:: Element and region data ::
++++++++

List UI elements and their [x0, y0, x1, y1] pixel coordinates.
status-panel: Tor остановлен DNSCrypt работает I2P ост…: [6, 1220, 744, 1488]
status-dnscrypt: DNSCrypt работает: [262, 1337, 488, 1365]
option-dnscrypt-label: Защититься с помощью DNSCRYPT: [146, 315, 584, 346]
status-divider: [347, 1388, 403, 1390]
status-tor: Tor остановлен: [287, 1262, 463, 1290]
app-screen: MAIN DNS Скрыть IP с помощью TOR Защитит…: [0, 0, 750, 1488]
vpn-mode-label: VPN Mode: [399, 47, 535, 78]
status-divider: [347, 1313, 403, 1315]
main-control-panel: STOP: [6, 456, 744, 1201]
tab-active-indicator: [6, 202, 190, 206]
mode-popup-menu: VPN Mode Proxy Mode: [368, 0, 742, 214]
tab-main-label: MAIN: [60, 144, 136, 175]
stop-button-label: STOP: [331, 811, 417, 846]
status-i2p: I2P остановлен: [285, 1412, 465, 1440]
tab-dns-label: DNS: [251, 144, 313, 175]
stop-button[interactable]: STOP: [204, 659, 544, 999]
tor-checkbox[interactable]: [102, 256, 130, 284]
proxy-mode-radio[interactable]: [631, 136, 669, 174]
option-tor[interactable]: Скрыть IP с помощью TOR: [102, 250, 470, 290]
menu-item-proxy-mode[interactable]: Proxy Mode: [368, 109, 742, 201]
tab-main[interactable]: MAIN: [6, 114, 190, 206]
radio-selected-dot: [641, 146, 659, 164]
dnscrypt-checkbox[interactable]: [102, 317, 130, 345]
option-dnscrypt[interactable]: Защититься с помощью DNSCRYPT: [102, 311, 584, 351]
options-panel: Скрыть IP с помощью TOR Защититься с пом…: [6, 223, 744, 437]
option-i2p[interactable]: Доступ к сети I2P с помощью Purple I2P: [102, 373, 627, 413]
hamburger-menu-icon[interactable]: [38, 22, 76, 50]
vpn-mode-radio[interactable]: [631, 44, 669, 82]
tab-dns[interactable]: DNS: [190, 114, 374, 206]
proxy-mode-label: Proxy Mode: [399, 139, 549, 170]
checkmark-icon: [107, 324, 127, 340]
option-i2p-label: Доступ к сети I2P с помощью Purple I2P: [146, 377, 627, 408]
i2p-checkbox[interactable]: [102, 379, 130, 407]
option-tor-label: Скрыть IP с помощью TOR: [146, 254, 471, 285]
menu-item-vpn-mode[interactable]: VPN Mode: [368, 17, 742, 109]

++++++++

:: Direction ::
Retype every line of the records above without any changes.

:: Task solution ::
List UI elements and their [x0, y0, x1, y1] pixel coordinates.
status-panel: Tor остановлен DNSCrypt работает I2P ост…: [6, 1220, 744, 1488]
status-dnscrypt: DNSCrypt работает: [262, 1337, 488, 1365]
option-dnscrypt-label: Защититься с помощью DNSCRYPT: [146, 315, 584, 346]
status-divider: [347, 1388, 403, 1390]
status-tor: Tor остановлен: [287, 1262, 463, 1290]
app-screen: MAIN DNS Скрыть IP с помощью TOR Защитит…: [0, 0, 750, 1488]
vpn-mode-label: VPN Mode: [399, 47, 535, 78]
status-divider: [347, 1313, 403, 1315]
main-control-panel: STOP: [6, 456, 744, 1201]
tab-active-indicator: [6, 202, 190, 206]
mode-popup-menu: VPN Mode Proxy Mode: [368, 0, 742, 214]
tab-main-label: MAIN: [60, 144, 136, 175]
stop-button-label: STOP: [331, 811, 417, 846]
status-i2p: I2P остановлен: [285, 1412, 465, 1440]
tab-dns-label: DNS: [251, 144, 313, 175]
stop-button[interactable]: STOP: [204, 659, 544, 999]
tor-checkbox[interactable]: [102, 256, 130, 284]
proxy-mode-radio[interactable]: [631, 136, 669, 174]
option-tor[interactable]: Скрыть IP с помощью TOR: [102, 250, 470, 290]
menu-item-proxy-mode[interactable]: Proxy Mode: [368, 109, 742, 201]
tab-main[interactable]: MAIN: [6, 114, 190, 206]
radio-selected-dot: [641, 146, 659, 164]
dnscrypt-checkbox[interactable]: [102, 317, 130, 345]
option-dnscrypt[interactable]: Защититься с помощью DNSCRYPT: [102, 311, 584, 351]
options-panel: Скрыть IP с помощью TOR Защититься с пом…: [6, 223, 744, 437]
option-i2p[interactable]: Доступ к сети I2P с помощью Purple I2P: [102, 373, 627, 413]
hamburger-menu-icon[interactable]: [38, 22, 76, 50]
vpn-mode-radio[interactable]: [631, 44, 669, 82]
tab-dns[interactable]: DNS: [190, 114, 374, 206]
proxy-mode-label: Proxy Mode: [399, 139, 549, 170]
checkmark-icon: [107, 324, 127, 340]
option-i2p-label: Доступ к сети I2P с помощью Purple I2P: [146, 377, 627, 408]
i2p-checkbox[interactable]: [102, 379, 130, 407]
option-tor-label: Скрыть IP с помощью TOR: [146, 254, 471, 285]
menu-item-vpn-mode[interactable]: VPN Mode: [368, 17, 742, 109]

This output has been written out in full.